## Your goal
Every line below is to be copied exactly, with the pictures left out.

**** Dataset excerpts ****

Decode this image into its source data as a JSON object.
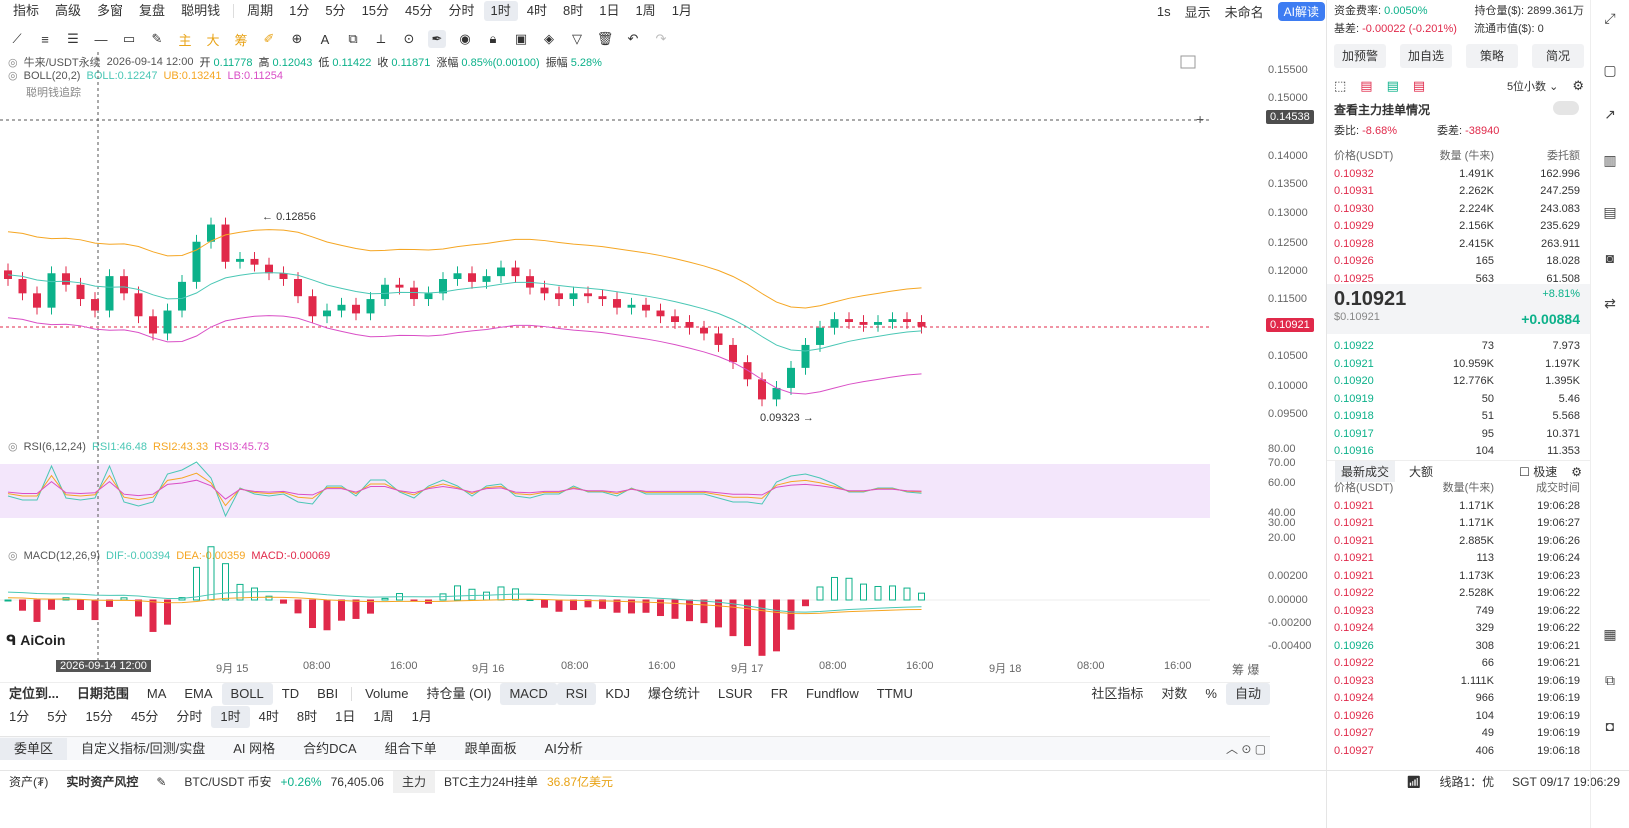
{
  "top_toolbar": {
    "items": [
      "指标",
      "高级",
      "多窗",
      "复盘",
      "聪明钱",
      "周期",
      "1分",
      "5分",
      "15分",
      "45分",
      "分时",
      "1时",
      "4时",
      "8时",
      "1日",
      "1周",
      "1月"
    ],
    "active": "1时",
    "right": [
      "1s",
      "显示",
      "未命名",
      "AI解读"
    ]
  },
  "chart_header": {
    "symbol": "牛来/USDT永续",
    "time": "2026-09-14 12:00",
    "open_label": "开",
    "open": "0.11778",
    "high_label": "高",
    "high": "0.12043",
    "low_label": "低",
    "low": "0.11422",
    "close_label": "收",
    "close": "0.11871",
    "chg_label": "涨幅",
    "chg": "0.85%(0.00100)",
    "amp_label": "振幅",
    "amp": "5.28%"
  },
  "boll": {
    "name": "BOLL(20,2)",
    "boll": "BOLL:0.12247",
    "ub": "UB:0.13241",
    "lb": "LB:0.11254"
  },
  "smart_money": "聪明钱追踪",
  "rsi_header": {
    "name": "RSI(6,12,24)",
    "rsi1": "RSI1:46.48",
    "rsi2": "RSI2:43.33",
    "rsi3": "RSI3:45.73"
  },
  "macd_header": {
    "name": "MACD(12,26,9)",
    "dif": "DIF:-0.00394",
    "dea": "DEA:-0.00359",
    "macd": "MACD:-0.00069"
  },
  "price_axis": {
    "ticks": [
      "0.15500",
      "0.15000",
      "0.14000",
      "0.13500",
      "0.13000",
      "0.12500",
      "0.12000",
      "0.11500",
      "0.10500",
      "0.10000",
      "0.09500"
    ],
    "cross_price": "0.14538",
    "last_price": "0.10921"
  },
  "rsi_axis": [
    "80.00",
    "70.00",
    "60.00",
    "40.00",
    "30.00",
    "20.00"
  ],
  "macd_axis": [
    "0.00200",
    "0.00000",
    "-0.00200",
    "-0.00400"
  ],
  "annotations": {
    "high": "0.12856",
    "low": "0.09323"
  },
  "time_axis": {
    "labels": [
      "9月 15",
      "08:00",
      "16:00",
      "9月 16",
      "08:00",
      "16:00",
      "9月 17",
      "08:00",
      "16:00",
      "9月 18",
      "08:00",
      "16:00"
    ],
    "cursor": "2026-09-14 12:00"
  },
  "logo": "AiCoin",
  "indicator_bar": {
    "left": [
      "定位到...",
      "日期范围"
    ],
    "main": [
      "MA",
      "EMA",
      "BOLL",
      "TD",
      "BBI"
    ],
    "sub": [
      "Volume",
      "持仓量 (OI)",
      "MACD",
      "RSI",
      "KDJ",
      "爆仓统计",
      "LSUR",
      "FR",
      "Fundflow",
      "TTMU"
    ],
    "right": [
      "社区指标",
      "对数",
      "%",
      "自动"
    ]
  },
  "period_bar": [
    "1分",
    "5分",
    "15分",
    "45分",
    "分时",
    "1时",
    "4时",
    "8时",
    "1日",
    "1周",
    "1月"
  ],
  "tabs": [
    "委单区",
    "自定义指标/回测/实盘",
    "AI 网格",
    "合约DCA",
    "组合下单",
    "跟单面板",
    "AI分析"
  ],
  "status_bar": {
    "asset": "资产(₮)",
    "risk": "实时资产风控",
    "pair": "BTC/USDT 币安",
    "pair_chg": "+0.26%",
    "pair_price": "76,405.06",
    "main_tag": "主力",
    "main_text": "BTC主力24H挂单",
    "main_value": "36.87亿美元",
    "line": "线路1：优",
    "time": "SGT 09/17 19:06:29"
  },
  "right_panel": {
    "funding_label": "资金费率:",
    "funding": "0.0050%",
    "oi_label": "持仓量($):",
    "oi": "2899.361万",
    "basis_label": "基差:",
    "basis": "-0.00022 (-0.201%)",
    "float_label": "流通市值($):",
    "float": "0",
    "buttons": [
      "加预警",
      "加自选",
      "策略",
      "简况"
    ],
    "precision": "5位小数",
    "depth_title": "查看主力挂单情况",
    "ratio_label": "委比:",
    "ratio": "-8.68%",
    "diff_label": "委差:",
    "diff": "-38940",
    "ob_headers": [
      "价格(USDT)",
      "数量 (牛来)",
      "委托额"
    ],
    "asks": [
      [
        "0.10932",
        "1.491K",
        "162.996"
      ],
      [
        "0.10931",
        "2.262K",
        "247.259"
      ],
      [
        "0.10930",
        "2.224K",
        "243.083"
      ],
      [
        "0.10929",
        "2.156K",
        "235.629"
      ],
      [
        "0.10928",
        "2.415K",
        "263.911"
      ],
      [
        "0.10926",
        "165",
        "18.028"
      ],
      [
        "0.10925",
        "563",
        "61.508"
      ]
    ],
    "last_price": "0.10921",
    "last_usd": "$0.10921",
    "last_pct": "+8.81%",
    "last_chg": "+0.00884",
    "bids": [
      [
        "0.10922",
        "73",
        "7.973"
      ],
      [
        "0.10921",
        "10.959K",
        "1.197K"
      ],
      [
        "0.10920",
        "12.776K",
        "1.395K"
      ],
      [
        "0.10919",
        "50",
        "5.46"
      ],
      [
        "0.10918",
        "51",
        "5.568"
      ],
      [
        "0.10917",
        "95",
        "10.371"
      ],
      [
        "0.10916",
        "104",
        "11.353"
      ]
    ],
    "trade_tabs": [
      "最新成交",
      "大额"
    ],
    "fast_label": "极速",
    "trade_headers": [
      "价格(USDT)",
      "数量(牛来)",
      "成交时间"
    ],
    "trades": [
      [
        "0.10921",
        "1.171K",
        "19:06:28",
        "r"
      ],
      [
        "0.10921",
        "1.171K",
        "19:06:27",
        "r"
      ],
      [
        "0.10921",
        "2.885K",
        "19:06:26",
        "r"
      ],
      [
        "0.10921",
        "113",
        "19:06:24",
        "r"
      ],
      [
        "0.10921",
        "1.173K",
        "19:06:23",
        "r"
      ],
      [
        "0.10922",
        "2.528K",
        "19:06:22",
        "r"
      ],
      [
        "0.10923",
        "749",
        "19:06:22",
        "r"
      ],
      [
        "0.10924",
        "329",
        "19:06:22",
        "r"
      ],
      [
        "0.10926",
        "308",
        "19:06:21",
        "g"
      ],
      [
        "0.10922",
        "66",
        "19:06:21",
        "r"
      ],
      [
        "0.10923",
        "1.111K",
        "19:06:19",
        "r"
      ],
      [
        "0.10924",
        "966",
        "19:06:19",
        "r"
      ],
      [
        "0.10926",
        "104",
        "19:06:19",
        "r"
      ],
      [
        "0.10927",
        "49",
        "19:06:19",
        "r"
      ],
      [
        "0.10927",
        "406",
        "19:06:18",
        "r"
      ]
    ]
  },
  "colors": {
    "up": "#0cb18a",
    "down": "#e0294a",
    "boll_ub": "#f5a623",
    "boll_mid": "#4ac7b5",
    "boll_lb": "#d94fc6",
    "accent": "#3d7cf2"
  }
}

****

## Response to the task
Decode this image into its source data as a JSON object.
{
  "top_toolbar": {
    "items": [
      "指标",
      "高级",
      "多窗",
      "复盘",
      "聪明钱",
      "周期",
      "1分",
      "5分",
      "15分",
      "45分",
      "分时",
      "1时",
      "4时",
      "8时",
      "1日",
      "1周",
      "1月"
    ],
    "active": "1时",
    "right": [
      "1s",
      "显示",
      "未命名",
      "AI解读"
    ]
  },
  "chart_header": {
    "symbol": "牛来/USDT永续",
    "time": "2026-09-14 12:00",
    "open_label": "开",
    "open": "0.11778",
    "high_label": "高",
    "high": "0.12043",
    "low_label": "低",
    "low": "0.11422",
    "close_label": "收",
    "close": "0.11871",
    "chg_label": "涨幅",
    "chg": "0.85%(0.00100)",
    "amp_label": "振幅",
    "amp": "5.28%"
  },
  "boll": {
    "name": "BOLL(20,2)",
    "boll": "BOLL:0.12247",
    "ub": "UB:0.13241",
    "lb": "LB:0.11254"
  },
  "smart_money": "聪明钱追踪",
  "rsi_header": {
    "name": "RSI(6,12,24)",
    "rsi1": "RSI1:46.48",
    "rsi2": "RSI2:43.33",
    "rsi3": "RSI3:45.73"
  },
  "macd_header": {
    "name": "MACD(12,26,9)",
    "dif": "DIF:-0.00394",
    "dea": "DEA:-0.00359",
    "macd": "MACD:-0.00069"
  },
  "price_axis": {
    "ticks": [
      "0.15500",
      "0.15000",
      "0.14000",
      "0.13500",
      "0.13000",
      "0.12500",
      "0.12000",
      "0.11500",
      "0.10500",
      "0.10000",
      "0.09500"
    ],
    "cross_price": "0.14538",
    "last_price": "0.10921"
  },
  "rsi_axis": [
    "80.00",
    "70.00",
    "60.00",
    "40.00",
    "30.00",
    "20.00"
  ],
  "macd_axis": [
    "0.00200",
    "0.00000",
    "-0.00200",
    "-0.00400"
  ],
  "annotations": {
    "high": "0.12856",
    "low": "0.09323"
  },
  "time_axis": {
    "labels": [
      "9月 15",
      "08:00",
      "16:00",
      "9月 16",
      "08:00",
      "16:00",
      "9月 17",
      "08:00",
      "16:00",
      "9月 18",
      "08:00",
      "16:00"
    ],
    "cursor": "2026-09-14 12:00"
  },
  "logo": "AiCoin",
  "indicator_bar": {
    "left": [
      "定位到...",
      "日期范围"
    ],
    "main": [
      "MA",
      "EMA",
      "BOLL",
      "TD",
      "BBI"
    ],
    "sub": [
      "Volume",
      "持仓量 (OI)",
      "MACD",
      "RSI",
      "KDJ",
      "爆仓统计",
      "LSUR",
      "FR",
      "Fundflow",
      "TTMU"
    ],
    "right": [
      "社区指标",
      "对数",
      "%",
      "自动"
    ]
  },
  "period_bar": [
    "1分",
    "5分",
    "15分",
    "45分",
    "分时",
    "1时",
    "4时",
    "8时",
    "1日",
    "1周",
    "1月"
  ],
  "tabs": [
    "委单区",
    "自定义指标/回测/实盘",
    "AI 网格",
    "合约DCA",
    "组合下单",
    "跟单面板",
    "AI分析"
  ],
  "status_bar": {
    "asset": "资产(₮)",
    "risk": "实时资产风控",
    "pair": "BTC/USDT 币安",
    "pair_chg": "+0.26%",
    "pair_price": "76,405.06",
    "main_tag": "主力",
    "main_text": "BTC主力24H挂单",
    "main_value": "36.87亿美元",
    "line": "线路1：优",
    "time": "SGT 09/17 19:06:29"
  },
  "right_panel": {
    "funding_label": "资金费率:",
    "funding": "0.0050%",
    "oi_label": "持仓量($):",
    "oi": "2899.361万",
    "basis_label": "基差:",
    "basis": "-0.00022 (-0.201%)",
    "float_label": "流通市值($):",
    "float": "0",
    "buttons": [
      "加预警",
      "加自选",
      "策略",
      "简况"
    ],
    "precision": "5位小数",
    "depth_title": "查看主力挂单情况",
    "ratio_label": "委比:",
    "ratio": "-8.68%",
    "diff_label": "委差:",
    "diff": "-38940",
    "ob_headers": [
      "价格(USDT)",
      "数量 (牛来)",
      "委托额"
    ],
    "asks": [
      [
        "0.10932",
        "1.491K",
        "162.996"
      ],
      [
        "0.10931",
        "2.262K",
        "247.259"
      ],
      [
        "0.10930",
        "2.224K",
        "243.083"
      ],
      [
        "0.10929",
        "2.156K",
        "235.629"
      ],
      [
        "0.10928",
        "2.415K",
        "263.911"
      ],
      [
        "0.10926",
        "165",
        "18.028"
      ],
      [
        "0.10925",
        "563",
        "61.508"
      ]
    ],
    "last_price": "0.10921",
    "last_usd": "$0.10921",
    "last_pct": "+8.81%",
    "last_chg": "+0.00884",
    "bids": [
      [
        "0.10922",
        "73",
        "7.973"
      ],
      [
        "0.10921",
        "10.959K",
        "1.197K"
      ],
      [
        "0.10920",
        "12.776K",
        "1.395K"
      ],
      [
        "0.10919",
        "50",
        "5.46"
      ],
      [
        "0.10918",
        "51",
        "5.568"
      ],
      [
        "0.10917",
        "95",
        "10.371"
      ],
      [
        "0.10916",
        "104",
        "11.353"
      ]
    ],
    "trade_tabs": [
      "最新成交",
      "大额"
    ],
    "fast_label": "极速",
    "trade_headers": [
      "价格(USDT)",
      "数量(牛来)",
      "成交时间"
    ],
    "trades": [
      [
        "0.10921",
        "1.171K",
        "19:06:28",
        "r"
      ],
      [
        "0.10921",
        "1.171K",
        "19:06:27",
        "r"
      ],
      [
        "0.10921",
        "2.885K",
        "19:06:26",
        "r"
      ],
      [
        "0.10921",
        "113",
        "19:06:24",
        "r"
      ],
      [
        "0.10921",
        "1.173K",
        "19:06:23",
        "r"
      ],
      [
        "0.10922",
        "2.528K",
        "19:06:22",
        "r"
      ],
      [
        "0.10923",
        "749",
        "19:06:22",
        "r"
      ],
      [
        "0.10924",
        "329",
        "19:06:22",
        "r"
      ],
      [
        "0.10926",
        "308",
        "19:06:21",
        "g"
      ],
      [
        "0.10922",
        "66",
        "19:06:21",
        "r"
      ],
      [
        "0.10923",
        "1.111K",
        "19:06:19",
        "r"
      ],
      [
        "0.10924",
        "966",
        "19:06:19",
        "r"
      ],
      [
        "0.10926",
        "104",
        "19:06:19",
        "r"
      ],
      [
        "0.10927",
        "49",
        "19:06:19",
        "r"
      ],
      [
        "0.10927",
        "406",
        "19:06:18",
        "r"
      ]
    ]
  },
  "colors": {
    "up": "#0cb18a",
    "down": "#e0294a",
    "boll_ub": "#f5a623",
    "boll_mid": "#4ac7b5",
    "boll_lb": "#d94fc6",
    "accent": "#3d7cf2"
  }
}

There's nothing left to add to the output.